◆ Raw records:

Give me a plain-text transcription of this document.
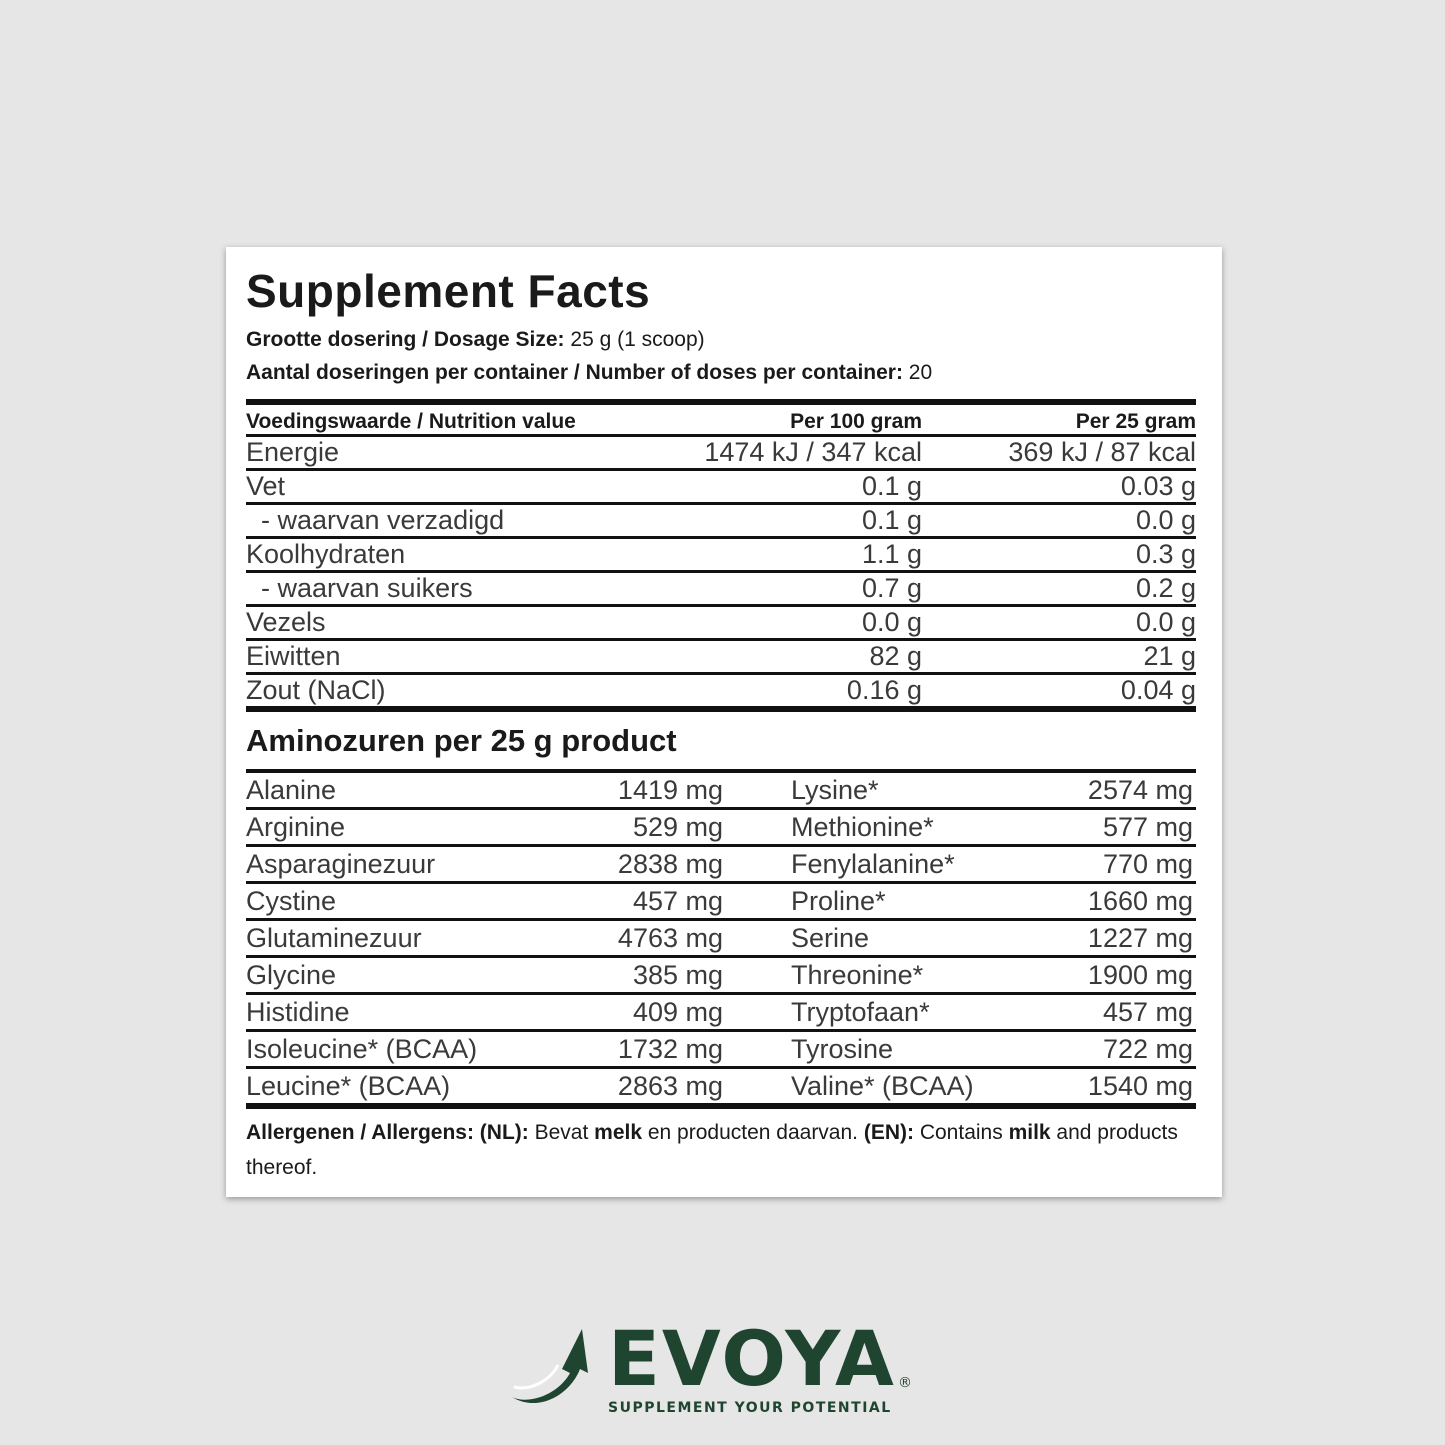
Supplement Facts
Grootte dosering / Dosage Size: 25 g (1 scoop)
Aantal doseringen per container / Number of doses per container: 20
Voedingswaarde / Nutrition value	Per 100 gram	Per 25 gram
Energie	1474 kJ / 347 kcal	369 kJ / 87 kcal
Vet	0.1 g	0.03 g
- waarvan verzadigd	0.1 g	0.0 g
Koolhydraten	1.1 g	0.3 g
- waarvan suikers	0.7 g	0.2 g
Vezels	0.0 g	0.0 g
Eiwitten	82 g	21 g
Zout (NaCl)	0.16 g	0.04 g
Aminozuren per 25 g product
Alanine	1419 mg	Lysine*	2574 mg
Arginine	529 mg	Methionine*	577 mg
Asparaginezuur	2838 mg	Fenylalanine*	770 mg
Cystine	457 mg	Proline*	1660 mg
Glutaminezuur	4763 mg	Serine	1227 mg
Glycine	385 mg	Threonine*	1900 mg
Histidine	409 mg	Tryptofaan*	457 mg
Isoleucine* (BCAA)	1732 mg	Tyrosine	722 mg
Leucine* (BCAA)	2863 mg	Valine* (BCAA)	1540 mg
Allergenen / Allergens: (NL): Bevat melk en producten daarvan. (EN): Contains milk and products thereof.
EVOYA ®
SUPPLEMENT YOUR POTENTIAL
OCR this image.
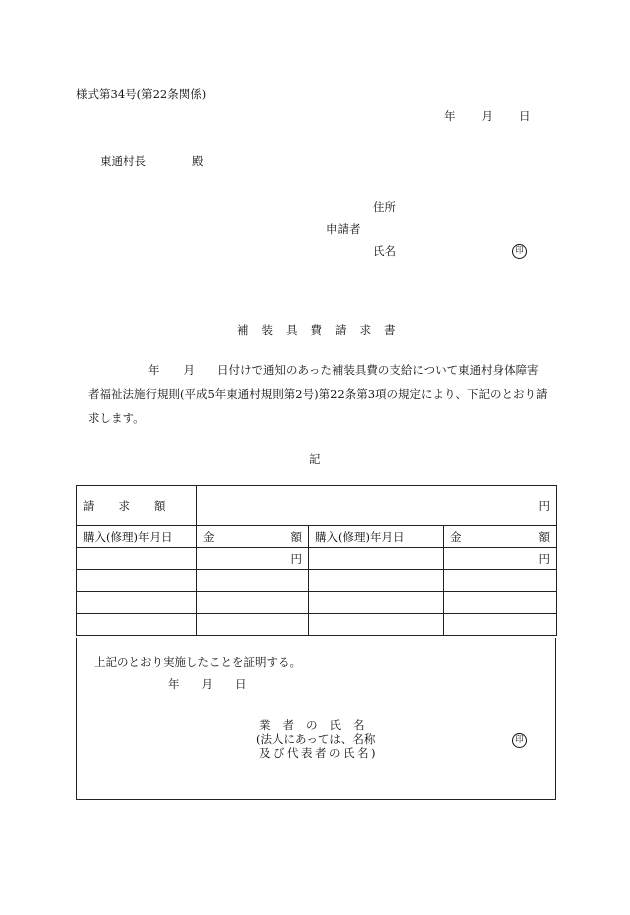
様式第34号(第22条関係)
年 月 日
東通村長	殿
住所
申請者
氏名	印
補装具費請求書
年 月 日付けで通知のあった補装具費の支給について東通村身体障害
者福祉法施行規則(平成5年東通村規則第2号)第22条第3項の規定により、下記のとおり請
求します。
記
請求額	円		
購入(修理)年月日	金 額	購入(修理)年月日	金 額

	円		円

上記のとおり実施したことを証明する。
年 月 日
業者の氏名
(法人にあっては、名称
及び代表者の氏名)
印
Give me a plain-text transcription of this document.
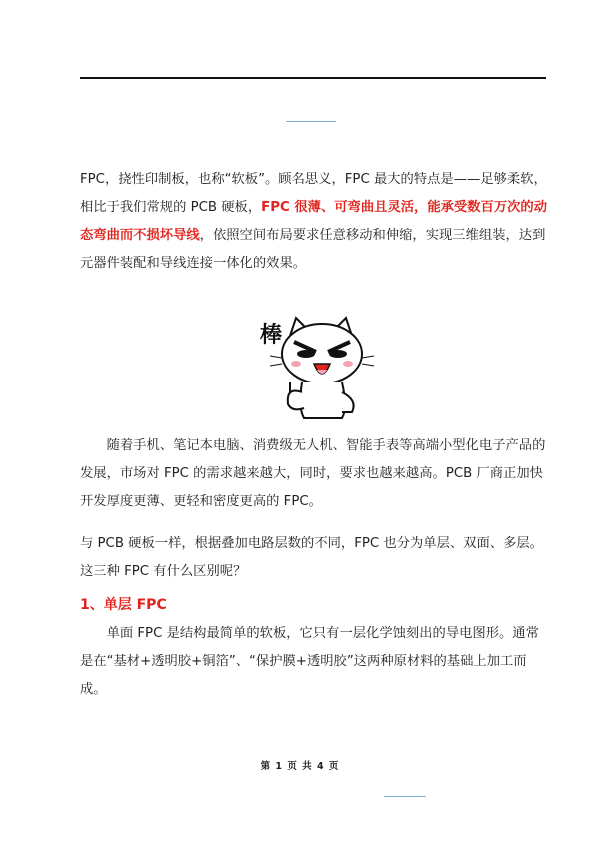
FPC，挠性印制板，也称“软板”。顾名思义，FPC 最大的特点是——足够柔软，相比于我们常规的 PCB 硬板，FPC 很薄、可弯曲且灵活，能承受数百万次的动态弯曲而不损坏导线，依照空间布局要求任意移动和伸缩，实现三维组装，达到元器件装配和导线连接一体化的效果。
棒
随着手机、笔记本电脑、消费级无人机、智能手表等高端小型化电子产品的发展，市场对 FPC 的需求越来越大，同时，要求也越来越高。PCB 厂商正加快开发厚度更薄、更轻和密度更高的 FPC。
与 PCB 硬板一样，根据叠加电路层数的不同，FPC 也分为单层、双面、多层。这三种 FPC 有什么区别呢？
1、单层 FPC
单面 FPC 是结构最简单的软板，它只有一层化学蚀刻出的导电图形。通常是在“基材+透明胶+铜箔”、“保护膜+透明胶”这两种原材料的基础上加工而成。
第 1 页 共 4 页
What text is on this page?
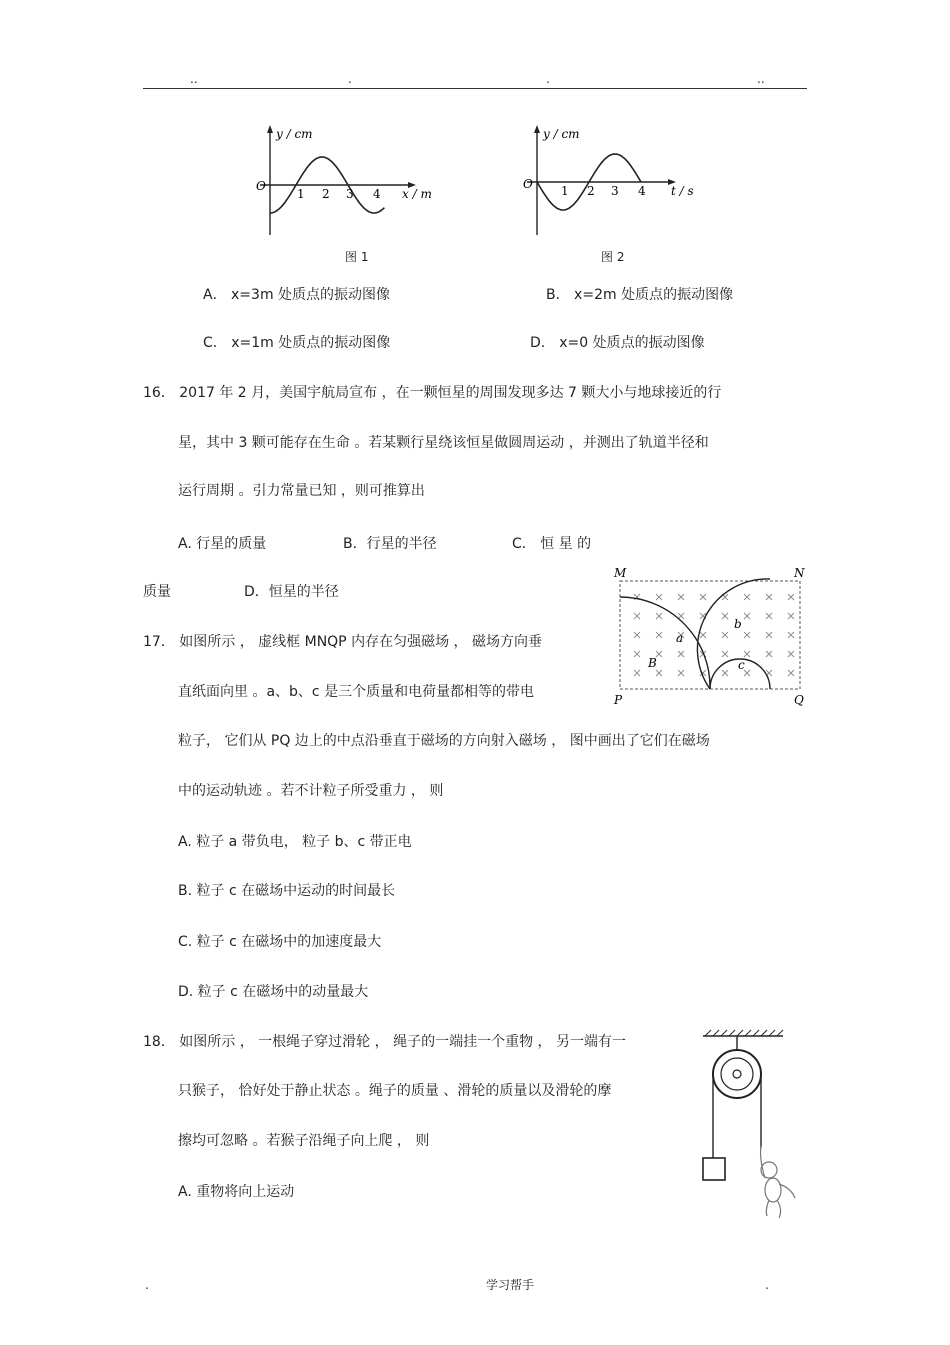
..	.	.	..
y / cm
O
1 2 3 4 x / m
图 1
y / cm
O 1 2 3 4 t / s
图 2
A． x=3m 处质点的振动图像	B． x=2m 处质点的振动图像
C． x=1m 处质点的振动图像	D． x=0 处质点的振动图像
16． 2017 年 2 月，美国宇航局宣布 ，在一颗恒星的周围发现多达 7 颗大小与地球接近的行
星，其中 3 颗可能存在生命 。若某颗行星绕该恒星做圆周运动 ，并测出了轨道半径和
运行周期 。引力常量已知 ，则可推算出
A. 行星的质量	B．行星的半径	C． 恒 星 的
质量	D．恒星的半径
M	N
P	Q
a
b
c
B
17． 如图所示 ， 虚线框 MNQP 内存在匀强磁场 ， 磁场方向垂
直纸面向里 。a、b、c 是三个质量和电荷量都相等的带电
粒子， 它们从 PQ 边上的中点沿垂直于磁场的方向射入磁场 ， 图中画出了它们在磁场
中的运动轨迹 。若不计粒子所受重力 ， 则
A. 粒子 a 带负电， 粒子 b、c 带正电
B. 粒子 c 在磁场中运动的时间最长
C. 粒子 c 在磁场中的加速度最大
D. 粒子 c 在磁场中的动量最大
18． 如图所示 ， 一根绳子穿过滑轮 ， 绳子的一端挂一个重物 ， 另一端有一
只猴子， 恰好处于静止状态 。绳子的质量 、滑轮的质量以及滑轮的摩
擦均可忽略 。若猴子沿绳子向上爬 ， 则
A. 重物将向上运动
.	学习帮手	.
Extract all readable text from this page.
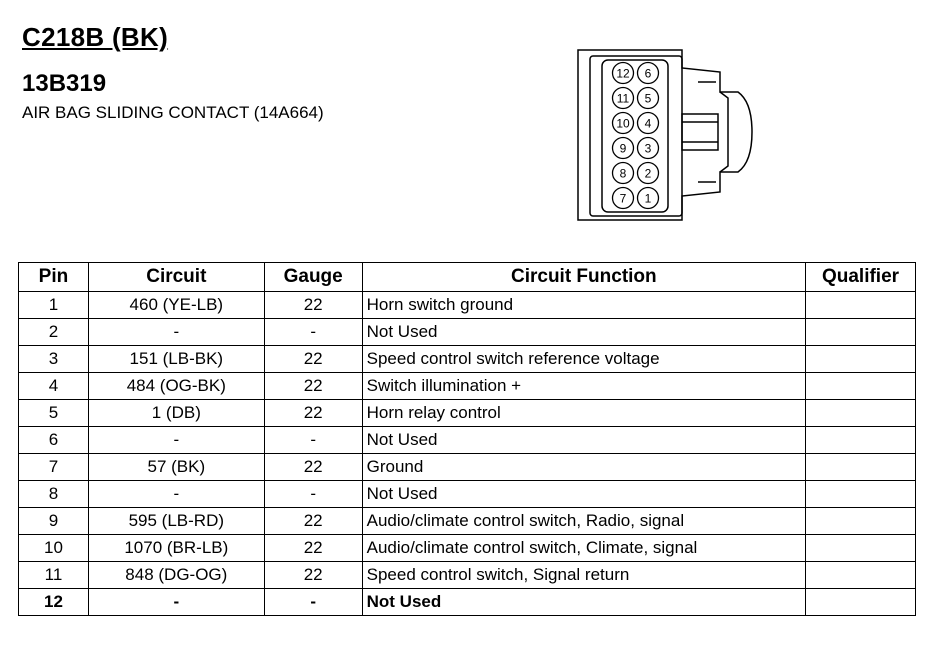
C218B (BK)
13B319
AIR BAG SLIDING CONTACT (14A664)
12
11
10
9
8
7
6
5
4
3
2
1
Pin	Circuit	Gauge	Circuit Function	Qualifier
1	460 (YE-LB)	22	Horn switch ground	
2	-	-	Not Used	
3	151 (LB-BK)	22	Speed control switch reference voltage	
4	484 (OG-BK)	22	Switch illumination +	
5	1 (DB)	22	Horn relay control	
6	-	-	Not Used	
7	57 (BK)	22	Ground	
8	-	-	Not Used	
9	595 (LB-RD)	22	Audio/climate control switch, Radio, signal	
10	1070 (BR-LB)	22	Audio/climate control switch, Climate, signal	
11	848 (DG-OG)	22	Speed control switch, Signal return	
12	-	-	Not Used	
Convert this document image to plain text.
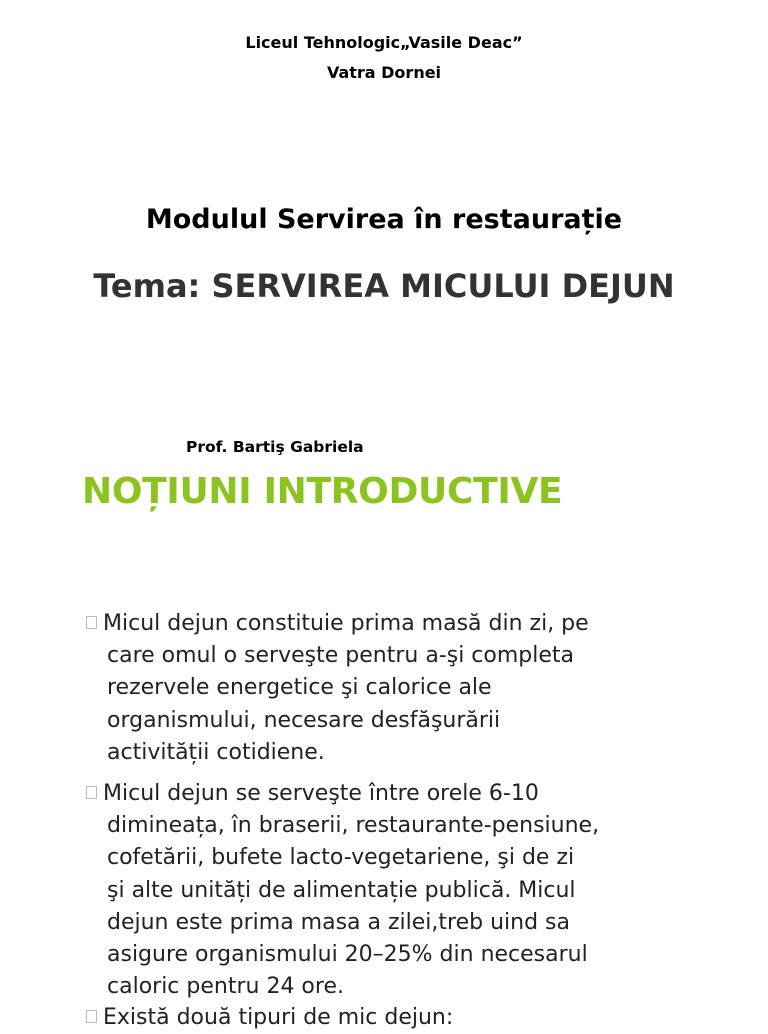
Liceul Tehnologic„Vasile Deac”
Vatra Dornei
Modulul Servirea în restaurație
Tema: SERVIREA MICULUI DEJUN
Prof. Bartiş Gabriela
NOȚIUNI INTRODUCTIVE
Micul dejun constituie prima masă din zi, pe
care omul o serveşte pentru a-şi completa
rezervele energetice şi calorice ale
organismului, necesare desfăşurării
activității cotidiene.
Micul dejun se serveşte între orele 6-10
dimineața, în braserii, restaurante-pensiune,
cofetării, bufete lacto-vegetariene, şi de zi
şi alte unități de alimentație publică. Micul
dejun este prima masa a zilei,treb uind sa
asigure organismului 20–25% din necesarul
caloric pentru 24 ore.
Există două tipuri de mic dejun:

◆ Problem requirements:
Transcribe the records above exactly as they appear, leaving out any pictures.

◆ Correct response:
Give me a plain-text transcription of this document.
Supplement Facts
Grootte dosering / Dosage Size: 25 g (1 scoop)
Aantal doseringen per container / Number of doses per container: 20
Voedingswaarde / Nutrition value	Per 100 gram	Per 25 gram
Energie	1474 kJ / 347 kcal	369 kJ / 87 kcal
Vet	0.1 g	0.03 g
- waarvan verzadigd	0.1 g	0.0 g
Koolhydraten	1.1 g	0.3 g
- waarvan suikers	0.7 g	0.2 g
Vezels	0.0 g	0.0 g
Eiwitten	82 g	21 g
Zout (NaCl)	0.16 g	0.04 g
Aminozuren per 25 g product
Alanine	1419 mg	Lysine*	2574 mg
Arginine	529 mg	Methionine*	577 mg
Asparaginezuur	2838 mg	Fenylalanine*	770 mg
Cystine	457 mg	Proline*	1660 mg
Glutaminezuur	4763 mg	Serine	1227 mg
Glycine	385 mg	Threonine*	1900 mg
Histidine	409 mg	Tryptofaan*	457 mg
Isoleucine* (BCAA)	1732 mg	Tyrosine	722 mg
Leucine* (BCAA)	2863 mg	Valine* (BCAA)	1540 mg
Allergenen / Allergens: (NL): Bevat melk en producten daarvan. (EN): Contains milk and products thereof.
EVOYA ®
SUPPLEMENT YOUR POTENTIAL
OCR this image.
様式第34号(第22条関係)
年 月 日
東通村長	殿
住所
申請者
氏名	印
補装具費請求書
年 月 日付けで通知のあった補装具費の支給について東通村身体障害
者福祉法施行規則(平成5年東通村規則第2号)第22条第3項の規定により、下記のとおり請
求します。
記
請求額	円		
購入(修理)年月日	金 額	購入(修理)年月日	金 額

	円		円

上記のとおり実施したことを証明する。
年 月 日
業者の氏名
(法人にあっては、名称
及び代表者の氏名)
印
Give me a plain-text transcription of this document.
FPC，挠性印制板，也称“软板”。顾名思义，FPC 最大的特点是——足够柔软，相比于我们常规的 PCB 硬板，FPC 很薄、可弯曲且灵活，能承受数百万次的动态弯曲而不损坏导线，依照空间布局要求任意移动和伸缩，实现三维组装，达到元器件装配和导线连接一体化的效果。
棒
随着手机、笔记本电脑、消费级无人机、智能手表等高端小型化电子产品的发展，市场对 FPC 的需求越来越大，同时，要求也越来越高。PCB 厂商正加快开发厚度更薄、更轻和密度更高的 FPC。
与 PCB 硬板一样，根据叠加电路层数的不同，FPC 也分为单层、双面、多层。这三种 FPC 有什么区别呢？
1、单层 FPC
单面 FPC 是结构最简单的软板，它只有一层化学蚀刻出的导电图形。通常是在“基材+透明胶+铜箔”、“保护膜+透明胶”这两种原材料的基础上加工而成。
第 1 页 共 4 页
What text is on this page?
..	.	.	..
y / cm
O
1 2 3 4 x / m
图 1
y / cm
O 1 2 3 4 t / s
图 2
A． x=3m 处质点的振动图像	B． x=2m 处质点的振动图像
C． x=1m 处质点的振动图像	D． x=0 处质点的振动图像
16． 2017 年 2 月，美国宇航局宣布 ，在一颗恒星的周围发现多达 7 颗大小与地球接近的行
星，其中 3 颗可能存在生命 。若某颗行星绕该恒星做圆周运动 ，并测出了轨道半径和
运行周期 。引力常量已知 ，则可推算出
A. 行星的质量	B．行星的半径	C． 恒 星 的
质量	D．恒星的半径
M	N
P	Q
a
b
c
B
17． 如图所示 ， 虚线框 MNQP 内存在匀强磁场 ， 磁场方向垂
直纸面向里 。a、b、c 是三个质量和电荷量都相等的带电
粒子， 它们从 PQ 边上的中点沿垂直于磁场的方向射入磁场 ， 图中画出了它们在磁场
中的运动轨迹 。若不计粒子所受重力 ， 则
A. 粒子 a 带负电， 粒子 b、c 带正电
B. 粒子 c 在磁场中运动的时间最长
C. 粒子 c 在磁场中的加速度最大
D. 粒子 c 在磁场中的动量最大
18． 如图所示 ， 一根绳子穿过滑轮 ， 绳子的一端挂一个重物 ， 另一端有一
只猴子， 恰好处于静止状态 。绳子的质量 、滑轮的质量以及滑轮的摩
擦均可忽略 。若猴子沿绳子向上爬 ， 则
A. 重物将向上运动
.	学习帮手	.
Extract all readable text from this page.
C218B (BK)
13B319
AIR BAG SLIDING CONTACT (14A664)
12
11
10
9
8
7
6
5
4
3
2
1
Pin	Circuit	Gauge	Circuit Function	Qualifier
1	460 (YE-LB)	22	Horn switch ground	
2	-	-	Not Used	
3	151 (LB-BK)	22	Speed control switch reference voltage	
4	484 (OG-BK)	22	Switch illumination +	
5	1 (DB)	22	Horn relay control	
6	-	-	Not Used	
7	57 (BK)	22	Ground	
8	-	-	Not Used	
9	595 (LB-RD)	22	Audio/climate control switch, Radio, signal	
10	1070 (BR-LB)	22	Audio/climate control switch, Climate, signal	
11	848 (DG-OG)	22	Speed control switch, Signal return	
12	-	-	Not Used	
Convert this document image to plain text.
Liceul Tehnologic„Vasile Deac”
Vatra Dornei
Modulul Servirea în restaurație
Tema: SERVIREA MICULUI DEJUN
Prof. Bartiş Gabriela
NOȚIUNI INTRODUCTIVE
Micul dejun constituie prima masă din zi, pe
care omul o serveşte pentru a-şi completa
rezervele energetice şi calorice ale
organismului, necesare desfăşurării
activității cotidiene.
Micul dejun se serveşte între orele 6-10
dimineața, în braserii, restaurante-pensiune,
cofetării, bufete lacto-vegetariene, şi de zi
şi alte unități de alimentație publică. Micul
dejun este prima masa a zilei,treb uind sa
asigure organismului 20–25% din necesarul
caloric pentru 24 ore.
Există două tipuri de mic dejun:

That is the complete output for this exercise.